* WRITTEN PROBLEM *
Take the data that follows and retype it word for word.

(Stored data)

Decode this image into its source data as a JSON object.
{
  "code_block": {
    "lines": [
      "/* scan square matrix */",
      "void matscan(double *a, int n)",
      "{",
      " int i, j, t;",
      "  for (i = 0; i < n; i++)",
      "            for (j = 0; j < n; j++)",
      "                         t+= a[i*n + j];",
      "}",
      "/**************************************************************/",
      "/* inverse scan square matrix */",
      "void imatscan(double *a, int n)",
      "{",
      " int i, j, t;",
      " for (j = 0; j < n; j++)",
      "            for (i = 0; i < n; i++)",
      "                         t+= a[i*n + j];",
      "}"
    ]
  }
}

* CORRECT RESULT *
Decode this image into its source data as a JSON object.
{
  "code_block": {
    "lines": [
      "/* scan square matrix */",
      "void matscan(double *a, int n)",
      "{",
      " int i, j, t;",
      "  for (i = 0; i < n; i++)",
      "            for (j = 0; j < n; j++)",
      "                         t+= a[i*n + j];",
      "}",
      "/**************************************************************/",
      "/* inverse scan square matrix */",
      "void imatscan(double *a, int n)",
      "{",
      " int i, j, t;",
      " for (j = 0; j < n; j++)",
      "            for (i = 0; i < n; i++)",
      "                         t+= a[i*n + j];",
      "}"
    ]
  }
}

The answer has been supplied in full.